→ TASK DESCRIPTION: Without the images, write out the whole listing exactly.
[begin THE DATA]
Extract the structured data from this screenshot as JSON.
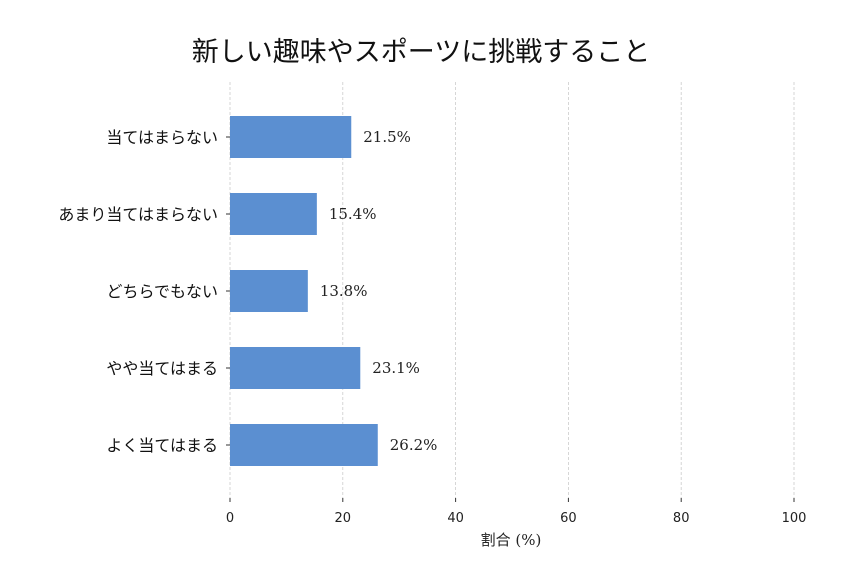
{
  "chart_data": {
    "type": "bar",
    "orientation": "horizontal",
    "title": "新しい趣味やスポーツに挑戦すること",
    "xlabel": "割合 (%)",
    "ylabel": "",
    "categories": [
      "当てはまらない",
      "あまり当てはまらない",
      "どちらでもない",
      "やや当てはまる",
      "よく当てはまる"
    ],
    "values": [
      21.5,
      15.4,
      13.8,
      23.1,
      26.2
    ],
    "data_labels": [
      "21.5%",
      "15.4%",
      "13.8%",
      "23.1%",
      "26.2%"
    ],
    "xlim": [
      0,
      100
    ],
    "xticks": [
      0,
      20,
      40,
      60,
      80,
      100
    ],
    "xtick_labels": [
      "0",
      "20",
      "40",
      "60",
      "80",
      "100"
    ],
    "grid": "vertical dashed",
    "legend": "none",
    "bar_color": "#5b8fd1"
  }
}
[end THE DATA]
→ OUTPUT FOR THIS TASK:
Extract the structured data from this screenshot as JSON.
{
  "chart_data": {
    "type": "bar",
    "orientation": "horizontal",
    "title": "新しい趣味やスポーツに挑戦すること",
    "xlabel": "割合 (%)",
    "ylabel": "",
    "categories": [
      "当てはまらない",
      "あまり当てはまらない",
      "どちらでもない",
      "やや当てはまる",
      "よく当てはまる"
    ],
    "values": [
      21.5,
      15.4,
      13.8,
      23.1,
      26.2
    ],
    "data_labels": [
      "21.5%",
      "15.4%",
      "13.8%",
      "23.1%",
      "26.2%"
    ],
    "xlim": [
      0,
      100
    ],
    "xticks": [
      0,
      20,
      40,
      60,
      80,
      100
    ],
    "xtick_labels": [
      "0",
      "20",
      "40",
      "60",
      "80",
      "100"
    ],
    "grid": "vertical dashed",
    "legend": "none",
    "bar_color": "#5b8fd1"
  }
}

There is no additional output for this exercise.